Supplied records:

%%

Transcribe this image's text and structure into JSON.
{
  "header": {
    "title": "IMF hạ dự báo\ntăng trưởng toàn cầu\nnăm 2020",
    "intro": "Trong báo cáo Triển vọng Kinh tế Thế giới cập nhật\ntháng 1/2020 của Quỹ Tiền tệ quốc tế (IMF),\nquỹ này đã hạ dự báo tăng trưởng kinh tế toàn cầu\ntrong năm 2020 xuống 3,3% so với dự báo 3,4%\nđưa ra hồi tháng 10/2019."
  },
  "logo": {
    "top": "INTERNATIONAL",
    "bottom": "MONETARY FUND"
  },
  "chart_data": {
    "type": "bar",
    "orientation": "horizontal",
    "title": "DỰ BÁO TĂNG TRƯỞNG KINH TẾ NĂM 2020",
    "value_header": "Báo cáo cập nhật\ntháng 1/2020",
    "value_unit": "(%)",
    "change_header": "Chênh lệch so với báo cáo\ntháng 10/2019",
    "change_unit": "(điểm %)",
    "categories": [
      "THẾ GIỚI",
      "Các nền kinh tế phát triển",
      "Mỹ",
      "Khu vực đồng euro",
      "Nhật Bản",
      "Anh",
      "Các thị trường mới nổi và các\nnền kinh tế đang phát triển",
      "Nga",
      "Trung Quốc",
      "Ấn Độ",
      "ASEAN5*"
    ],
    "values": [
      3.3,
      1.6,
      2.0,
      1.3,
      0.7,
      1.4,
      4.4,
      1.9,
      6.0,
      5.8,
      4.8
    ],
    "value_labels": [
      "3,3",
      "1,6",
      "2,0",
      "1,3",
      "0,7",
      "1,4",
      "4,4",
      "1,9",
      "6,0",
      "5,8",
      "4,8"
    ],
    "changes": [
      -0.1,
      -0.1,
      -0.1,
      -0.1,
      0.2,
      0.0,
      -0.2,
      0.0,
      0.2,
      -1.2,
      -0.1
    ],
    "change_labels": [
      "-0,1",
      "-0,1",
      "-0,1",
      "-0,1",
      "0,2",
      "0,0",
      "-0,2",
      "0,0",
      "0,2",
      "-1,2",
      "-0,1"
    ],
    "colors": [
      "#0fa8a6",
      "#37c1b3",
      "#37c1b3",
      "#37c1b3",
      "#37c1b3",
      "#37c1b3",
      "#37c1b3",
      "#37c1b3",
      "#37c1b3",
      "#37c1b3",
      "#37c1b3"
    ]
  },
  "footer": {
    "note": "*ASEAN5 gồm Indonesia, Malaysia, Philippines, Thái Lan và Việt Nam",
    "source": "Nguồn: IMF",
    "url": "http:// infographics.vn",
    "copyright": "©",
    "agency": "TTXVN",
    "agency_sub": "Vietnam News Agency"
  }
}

%%

To do: Reproduce the material above exactly; please quote every line of it.

Response:
Transcribe this image's text and structure into JSON.
{
  "header": {
    "title": "IMF hạ dự báo\ntăng trưởng toàn cầu\nnăm 2020",
    "intro": "Trong báo cáo Triển vọng Kinh tế Thế giới cập nhật\ntháng 1/2020 của Quỹ Tiền tệ quốc tế (IMF),\nquỹ này đã hạ dự báo tăng trưởng kinh tế toàn cầu\ntrong năm 2020 xuống 3,3% so với dự báo 3,4%\nđưa ra hồi tháng 10/2019."
  },
  "logo": {
    "top": "INTERNATIONAL",
    "bottom": "MONETARY FUND"
  },
  "chart_data": {
    "type": "bar",
    "orientation": "horizontal",
    "title": "DỰ BÁO TĂNG TRƯỞNG KINH TẾ NĂM 2020",
    "value_header": "Báo cáo cập nhật\ntháng 1/2020",
    "value_unit": "(%)",
    "change_header": "Chênh lệch so với báo cáo\ntháng 10/2019",
    "change_unit": "(điểm %)",
    "categories": [
      "THẾ GIỚI",
      "Các nền kinh tế phát triển",
      "Mỹ",
      "Khu vực đồng euro",
      "Nhật Bản",
      "Anh",
      "Các thị trường mới nổi và các\nnền kinh tế đang phát triển",
      "Nga",
      "Trung Quốc",
      "Ấn Độ",
      "ASEAN5*"
    ],
    "values": [
      3.3,
      1.6,
      2.0,
      1.3,
      0.7,
      1.4,
      4.4,
      1.9,
      6.0,
      5.8,
      4.8
    ],
    "value_labels": [
      "3,3",
      "1,6",
      "2,0",
      "1,3",
      "0,7",
      "1,4",
      "4,4",
      "1,9",
      "6,0",
      "5,8",
      "4,8"
    ],
    "changes": [
      -0.1,
      -0.1,
      -0.1,
      -0.1,
      0.2,
      0.0,
      -0.2,
      0.0,
      0.2,
      -1.2,
      -0.1
    ],
    "change_labels": [
      "-0,1",
      "-0,1",
      "-0,1",
      "-0,1",
      "0,2",
      "0,0",
      "-0,2",
      "0,0",
      "0,2",
      "-1,2",
      "-0,1"
    ],
    "colors": [
      "#0fa8a6",
      "#37c1b3",
      "#37c1b3",
      "#37c1b3",
      "#37c1b3",
      "#37c1b3",
      "#37c1b3",
      "#37c1b3",
      "#37c1b3",
      "#37c1b3",
      "#37c1b3"
    ]
  },
  "footer": {
    "note": "*ASEAN5 gồm Indonesia, Malaysia, Philippines, Thái Lan và Việt Nam",
    "source": "Nguồn: IMF",
    "url": "http:// infographics.vn",
    "copyright": "©",
    "agency": "TTXVN",
    "agency_sub": "Vietnam News Agency"
  }
}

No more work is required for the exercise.